[Records from a dataset]
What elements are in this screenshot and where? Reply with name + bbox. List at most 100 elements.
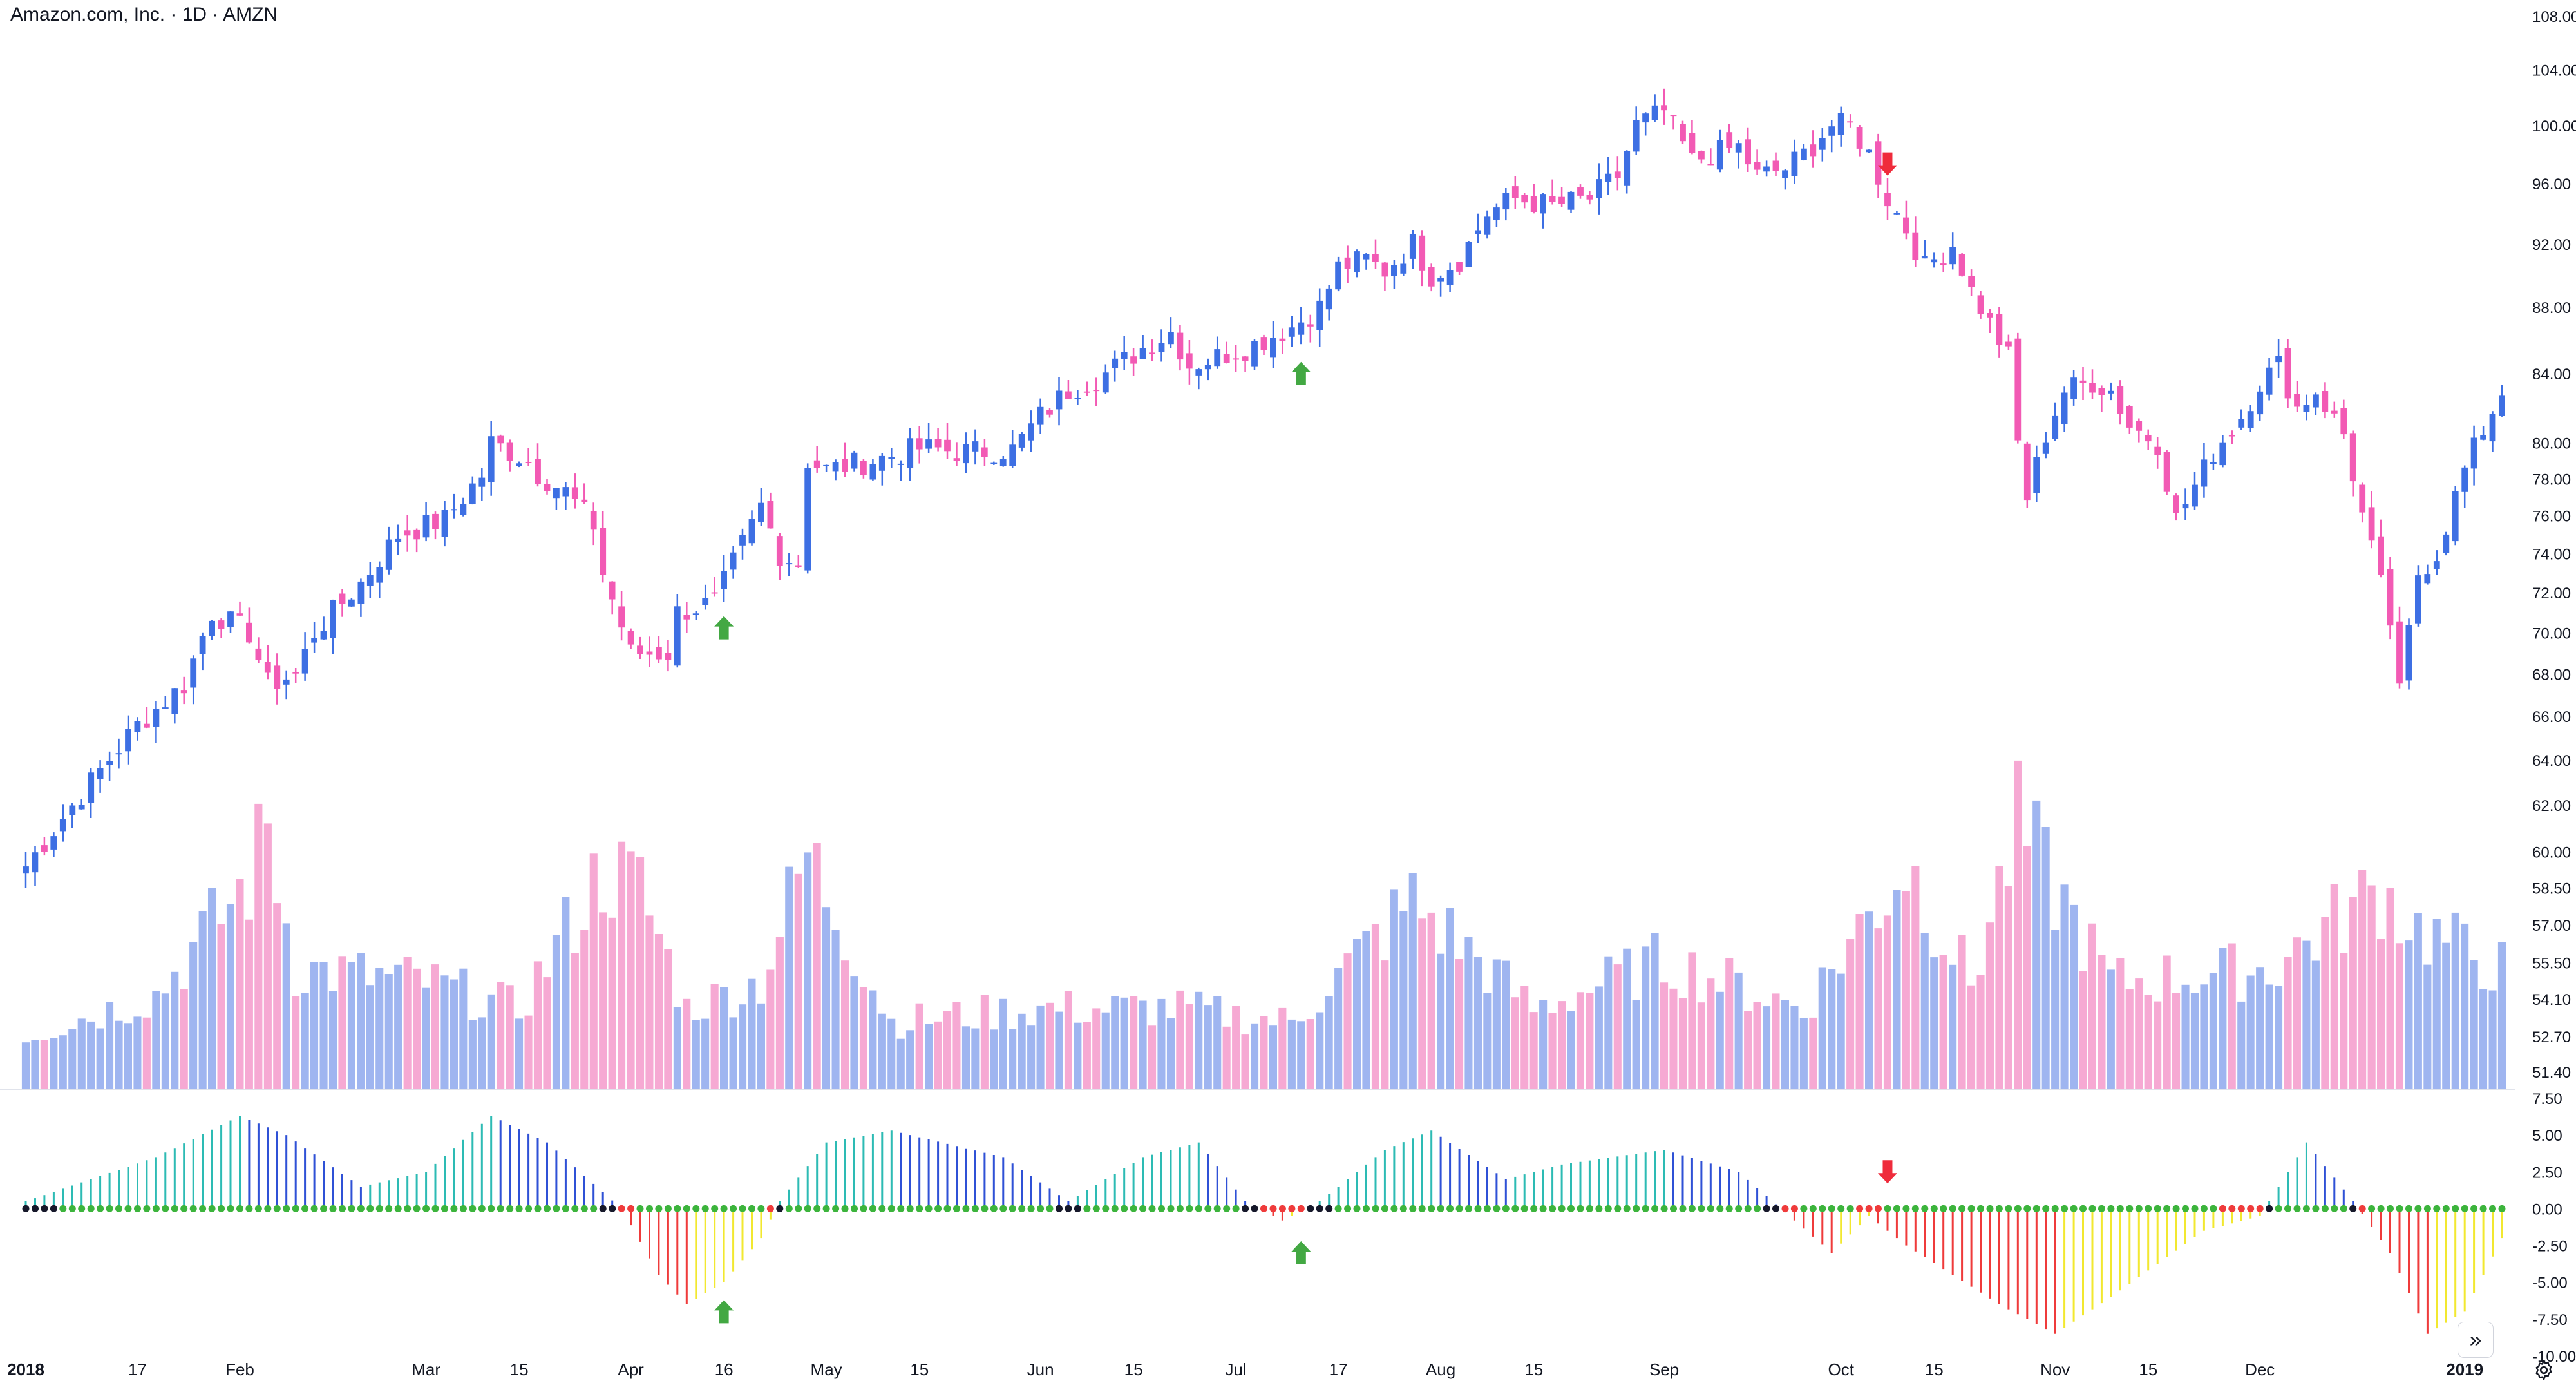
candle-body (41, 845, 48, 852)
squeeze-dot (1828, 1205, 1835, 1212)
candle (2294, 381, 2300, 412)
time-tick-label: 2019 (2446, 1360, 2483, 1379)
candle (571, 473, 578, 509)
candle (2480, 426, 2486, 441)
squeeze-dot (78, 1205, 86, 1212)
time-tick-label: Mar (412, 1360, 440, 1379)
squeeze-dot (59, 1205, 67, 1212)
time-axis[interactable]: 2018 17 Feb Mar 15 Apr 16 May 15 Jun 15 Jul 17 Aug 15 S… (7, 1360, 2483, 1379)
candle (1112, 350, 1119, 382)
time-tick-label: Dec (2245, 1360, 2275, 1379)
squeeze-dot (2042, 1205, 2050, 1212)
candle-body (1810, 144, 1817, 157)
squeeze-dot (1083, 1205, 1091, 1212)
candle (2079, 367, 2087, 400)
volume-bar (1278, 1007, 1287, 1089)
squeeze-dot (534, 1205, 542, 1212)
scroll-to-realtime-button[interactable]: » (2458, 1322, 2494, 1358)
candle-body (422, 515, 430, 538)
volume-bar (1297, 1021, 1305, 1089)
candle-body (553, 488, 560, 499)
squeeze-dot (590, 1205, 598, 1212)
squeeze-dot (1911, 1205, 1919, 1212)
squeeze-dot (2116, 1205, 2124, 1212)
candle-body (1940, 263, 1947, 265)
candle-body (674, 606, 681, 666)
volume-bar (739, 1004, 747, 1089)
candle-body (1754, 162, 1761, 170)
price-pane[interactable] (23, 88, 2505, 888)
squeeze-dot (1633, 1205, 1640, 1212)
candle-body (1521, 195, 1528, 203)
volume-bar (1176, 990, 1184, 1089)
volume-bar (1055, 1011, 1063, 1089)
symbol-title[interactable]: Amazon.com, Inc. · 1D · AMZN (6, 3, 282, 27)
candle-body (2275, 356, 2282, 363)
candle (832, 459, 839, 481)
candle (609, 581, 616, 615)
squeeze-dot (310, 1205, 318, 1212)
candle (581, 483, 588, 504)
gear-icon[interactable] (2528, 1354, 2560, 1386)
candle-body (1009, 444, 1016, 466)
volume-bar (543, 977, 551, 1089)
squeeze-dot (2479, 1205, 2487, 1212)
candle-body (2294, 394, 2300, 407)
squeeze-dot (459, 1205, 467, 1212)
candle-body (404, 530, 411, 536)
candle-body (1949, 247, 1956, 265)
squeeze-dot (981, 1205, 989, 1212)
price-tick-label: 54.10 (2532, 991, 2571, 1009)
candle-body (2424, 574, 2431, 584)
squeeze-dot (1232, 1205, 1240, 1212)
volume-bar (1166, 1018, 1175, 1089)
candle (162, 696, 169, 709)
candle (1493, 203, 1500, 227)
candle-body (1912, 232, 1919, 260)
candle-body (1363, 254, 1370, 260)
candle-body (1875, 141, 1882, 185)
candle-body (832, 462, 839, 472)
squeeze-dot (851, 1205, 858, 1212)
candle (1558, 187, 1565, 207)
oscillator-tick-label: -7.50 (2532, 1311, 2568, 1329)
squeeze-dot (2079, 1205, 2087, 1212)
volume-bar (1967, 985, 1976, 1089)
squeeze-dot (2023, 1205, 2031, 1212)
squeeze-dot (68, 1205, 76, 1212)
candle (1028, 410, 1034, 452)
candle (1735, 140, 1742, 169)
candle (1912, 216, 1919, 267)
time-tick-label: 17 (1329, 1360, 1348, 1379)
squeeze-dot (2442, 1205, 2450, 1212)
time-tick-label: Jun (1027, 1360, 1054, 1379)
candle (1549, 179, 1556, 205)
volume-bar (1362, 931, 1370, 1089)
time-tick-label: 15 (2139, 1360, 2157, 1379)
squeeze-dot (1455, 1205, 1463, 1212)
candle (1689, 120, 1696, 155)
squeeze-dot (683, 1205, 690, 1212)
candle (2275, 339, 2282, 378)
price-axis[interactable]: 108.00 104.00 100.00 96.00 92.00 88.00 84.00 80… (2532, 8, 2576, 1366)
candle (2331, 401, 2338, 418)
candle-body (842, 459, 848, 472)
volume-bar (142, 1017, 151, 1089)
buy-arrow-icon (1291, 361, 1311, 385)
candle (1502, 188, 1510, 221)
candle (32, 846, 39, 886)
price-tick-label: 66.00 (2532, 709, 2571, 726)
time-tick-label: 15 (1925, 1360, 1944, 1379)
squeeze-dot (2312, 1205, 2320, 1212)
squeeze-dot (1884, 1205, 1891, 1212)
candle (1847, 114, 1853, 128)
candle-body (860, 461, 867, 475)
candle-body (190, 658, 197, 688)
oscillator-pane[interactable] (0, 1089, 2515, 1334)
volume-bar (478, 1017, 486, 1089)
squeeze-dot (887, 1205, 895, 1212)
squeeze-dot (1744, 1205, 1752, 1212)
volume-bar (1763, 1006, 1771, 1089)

---

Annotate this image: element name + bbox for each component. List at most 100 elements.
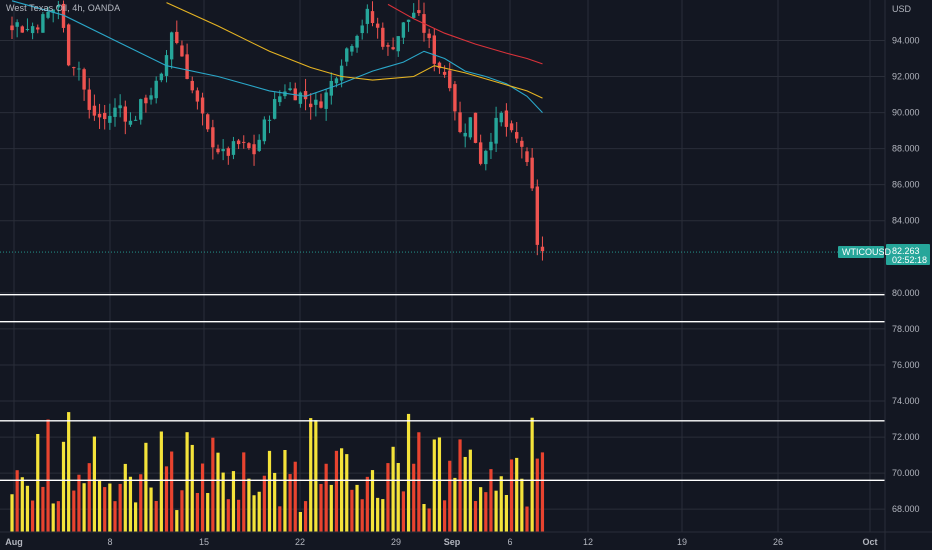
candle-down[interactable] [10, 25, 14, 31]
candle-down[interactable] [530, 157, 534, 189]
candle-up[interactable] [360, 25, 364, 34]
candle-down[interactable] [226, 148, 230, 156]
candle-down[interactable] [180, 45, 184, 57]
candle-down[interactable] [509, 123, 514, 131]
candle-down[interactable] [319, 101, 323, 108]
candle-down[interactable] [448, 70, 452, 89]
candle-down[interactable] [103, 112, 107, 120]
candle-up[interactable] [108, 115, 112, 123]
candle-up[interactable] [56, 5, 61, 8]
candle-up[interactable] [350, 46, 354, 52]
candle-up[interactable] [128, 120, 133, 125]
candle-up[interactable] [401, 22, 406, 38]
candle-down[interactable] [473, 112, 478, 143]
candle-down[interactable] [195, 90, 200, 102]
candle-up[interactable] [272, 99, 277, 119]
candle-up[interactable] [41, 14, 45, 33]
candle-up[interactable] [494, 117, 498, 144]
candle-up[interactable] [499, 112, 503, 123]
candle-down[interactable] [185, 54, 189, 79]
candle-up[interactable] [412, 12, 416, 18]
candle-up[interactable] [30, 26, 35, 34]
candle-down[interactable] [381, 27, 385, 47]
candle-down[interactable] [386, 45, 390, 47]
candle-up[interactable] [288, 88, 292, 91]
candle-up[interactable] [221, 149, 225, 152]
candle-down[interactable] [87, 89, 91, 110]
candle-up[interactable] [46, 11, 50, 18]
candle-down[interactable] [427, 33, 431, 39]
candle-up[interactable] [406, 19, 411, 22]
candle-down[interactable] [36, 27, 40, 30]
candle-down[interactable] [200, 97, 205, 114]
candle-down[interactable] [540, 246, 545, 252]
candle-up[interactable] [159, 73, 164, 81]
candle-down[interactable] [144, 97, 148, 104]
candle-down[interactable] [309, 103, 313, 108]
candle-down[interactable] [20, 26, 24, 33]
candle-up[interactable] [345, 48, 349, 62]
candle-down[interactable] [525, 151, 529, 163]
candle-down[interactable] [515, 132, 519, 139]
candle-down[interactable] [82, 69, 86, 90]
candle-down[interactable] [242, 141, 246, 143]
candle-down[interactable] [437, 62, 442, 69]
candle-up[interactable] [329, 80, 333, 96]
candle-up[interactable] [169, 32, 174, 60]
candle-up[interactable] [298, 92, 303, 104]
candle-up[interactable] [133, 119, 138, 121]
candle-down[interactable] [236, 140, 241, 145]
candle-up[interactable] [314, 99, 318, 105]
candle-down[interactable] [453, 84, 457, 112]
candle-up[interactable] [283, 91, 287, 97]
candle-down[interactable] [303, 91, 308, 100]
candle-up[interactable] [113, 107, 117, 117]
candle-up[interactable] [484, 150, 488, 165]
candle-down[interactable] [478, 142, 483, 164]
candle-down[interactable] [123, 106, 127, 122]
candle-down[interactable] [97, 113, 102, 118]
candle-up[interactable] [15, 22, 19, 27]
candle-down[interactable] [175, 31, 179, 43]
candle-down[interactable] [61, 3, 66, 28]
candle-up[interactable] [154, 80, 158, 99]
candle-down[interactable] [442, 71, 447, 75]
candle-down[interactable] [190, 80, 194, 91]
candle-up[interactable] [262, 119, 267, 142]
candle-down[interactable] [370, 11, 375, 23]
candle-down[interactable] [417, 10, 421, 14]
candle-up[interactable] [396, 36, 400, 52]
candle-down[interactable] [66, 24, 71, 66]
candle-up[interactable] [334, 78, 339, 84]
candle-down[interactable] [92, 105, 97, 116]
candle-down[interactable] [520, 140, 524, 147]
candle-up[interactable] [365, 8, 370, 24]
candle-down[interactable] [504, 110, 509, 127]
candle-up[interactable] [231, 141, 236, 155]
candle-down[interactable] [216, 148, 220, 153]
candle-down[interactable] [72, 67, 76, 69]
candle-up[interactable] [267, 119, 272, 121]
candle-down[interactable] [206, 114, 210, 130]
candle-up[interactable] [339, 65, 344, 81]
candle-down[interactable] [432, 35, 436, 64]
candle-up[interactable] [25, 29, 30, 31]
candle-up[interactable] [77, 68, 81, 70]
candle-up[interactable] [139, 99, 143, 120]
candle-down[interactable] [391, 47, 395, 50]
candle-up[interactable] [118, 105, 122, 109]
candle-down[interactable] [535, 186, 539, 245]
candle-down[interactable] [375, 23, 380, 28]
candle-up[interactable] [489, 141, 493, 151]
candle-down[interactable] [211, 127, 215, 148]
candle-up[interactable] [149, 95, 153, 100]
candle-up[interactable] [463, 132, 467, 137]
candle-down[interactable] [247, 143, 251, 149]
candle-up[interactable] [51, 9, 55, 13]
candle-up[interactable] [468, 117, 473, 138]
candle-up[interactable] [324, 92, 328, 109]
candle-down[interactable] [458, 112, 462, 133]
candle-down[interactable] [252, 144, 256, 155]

==

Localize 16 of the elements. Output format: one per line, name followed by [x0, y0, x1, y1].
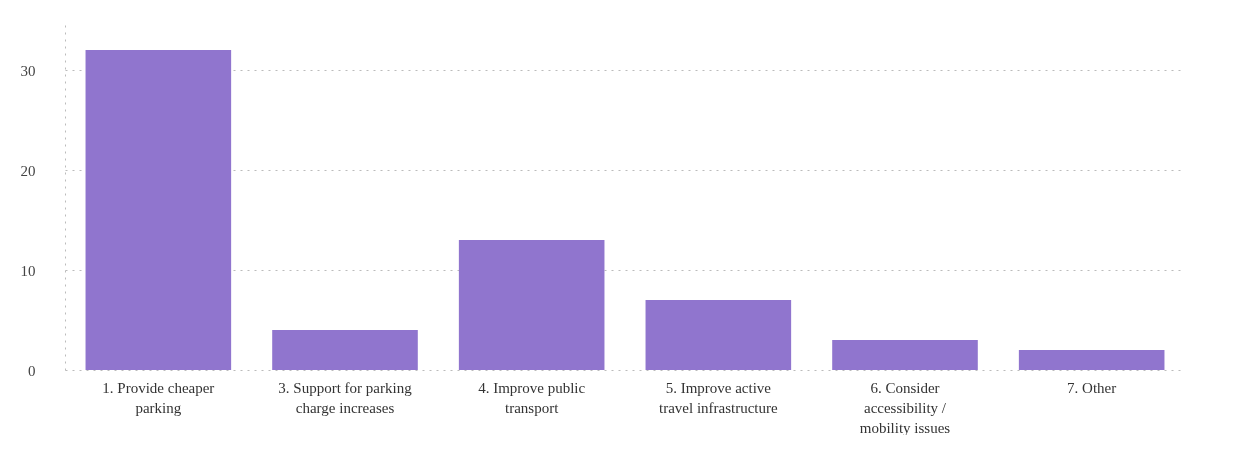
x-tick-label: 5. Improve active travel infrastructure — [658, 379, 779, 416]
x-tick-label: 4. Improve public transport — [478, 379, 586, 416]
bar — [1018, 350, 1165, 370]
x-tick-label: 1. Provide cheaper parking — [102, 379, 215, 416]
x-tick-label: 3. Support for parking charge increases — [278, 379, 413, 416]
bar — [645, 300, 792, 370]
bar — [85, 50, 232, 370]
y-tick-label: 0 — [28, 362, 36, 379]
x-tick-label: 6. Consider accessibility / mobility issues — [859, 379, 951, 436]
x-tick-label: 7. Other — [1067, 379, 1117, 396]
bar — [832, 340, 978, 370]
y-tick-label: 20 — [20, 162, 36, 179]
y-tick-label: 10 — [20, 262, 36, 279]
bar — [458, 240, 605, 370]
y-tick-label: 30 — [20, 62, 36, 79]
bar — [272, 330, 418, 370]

Goal: Can you swap "squeeze-dot" for "squeeze-marker" in the part of the listing that opens with the line containing "candle-body (41, 845, 48, 852)" and closes with the line containing "candle-body (1949, 247, 1956, 265)", giving those lines again with nothing else changed?

Completed task:
candle-body (41, 845, 48, 852)
squeeze-marker (1828, 1205, 1835, 1212)
candle (2294, 381, 2300, 412)
time-tick-label: 2019 (2446, 1360, 2483, 1379)
candle (571, 473, 578, 509)
candle (2480, 426, 2486, 441)
squeeze-marker (78, 1205, 86, 1212)
time-tick-label: Mar (412, 1360, 440, 1379)
squeeze-marker (59, 1205, 67, 1212)
time-axis[interactable]: 2018 17 Feb Mar 15 Apr 16 May 15 Jun 15 Jul 17 Aug 15 S… (7, 1360, 2483, 1379)
candle (1112, 350, 1119, 382)
time-tick-label: Dec (2245, 1360, 2275, 1379)
squeeze-marker (2042, 1205, 2050, 1212)
candle-body (1810, 144, 1817, 157)
squeeze-marker (1083, 1205, 1091, 1212)
candle (2079, 367, 2087, 400)
volume-bar (1278, 1007, 1287, 1089)
squeeze-marker (534, 1205, 542, 1212)
scroll-to-realtime-button[interactable]: » (2458, 1322, 2494, 1358)
candle-body (422, 515, 430, 538)
volume-bar (1297, 1021, 1305, 1089)
candle-body (553, 488, 560, 499)
squeeze-marker (590, 1205, 598, 1212)
squeeze-marker (1911, 1205, 1919, 1212)
squeeze-marker (2116, 1205, 2124, 1212)
candle-body (1940, 263, 1947, 265)
candle-body (674, 606, 681, 666)
volume-bar (739, 1004, 747, 1089)
candle-body (1754, 162, 1761, 170)
price-pane[interactable] (23, 88, 2505, 888)
squeeze-marker (1633, 1205, 1640, 1212)
candle-body (1521, 195, 1528, 203)
volume-bar (1176, 990, 1184, 1089)
volume-bar (1055, 1011, 1063, 1089)
symbol-title[interactable]: Amazon.com, Inc. · 1D · AMZN (6, 3, 282, 27)
candle-body (2275, 356, 2282, 363)
candle (832, 459, 839, 481)
candle (609, 581, 616, 615)
squeeze-marker (310, 1205, 318, 1212)
candle (581, 483, 588, 504)
gear-icon[interactable] (2528, 1354, 2560, 1386)
candle-body (1009, 444, 1016, 466)
volume-bar (543, 977, 551, 1089)
squeeze-marker (2479, 1205, 2487, 1212)
candle-body (2294, 394, 2300, 407)
squeeze-marker (459, 1205, 467, 1212)
candle-body (404, 530, 411, 536)
candle-body (1949, 247, 1956, 265)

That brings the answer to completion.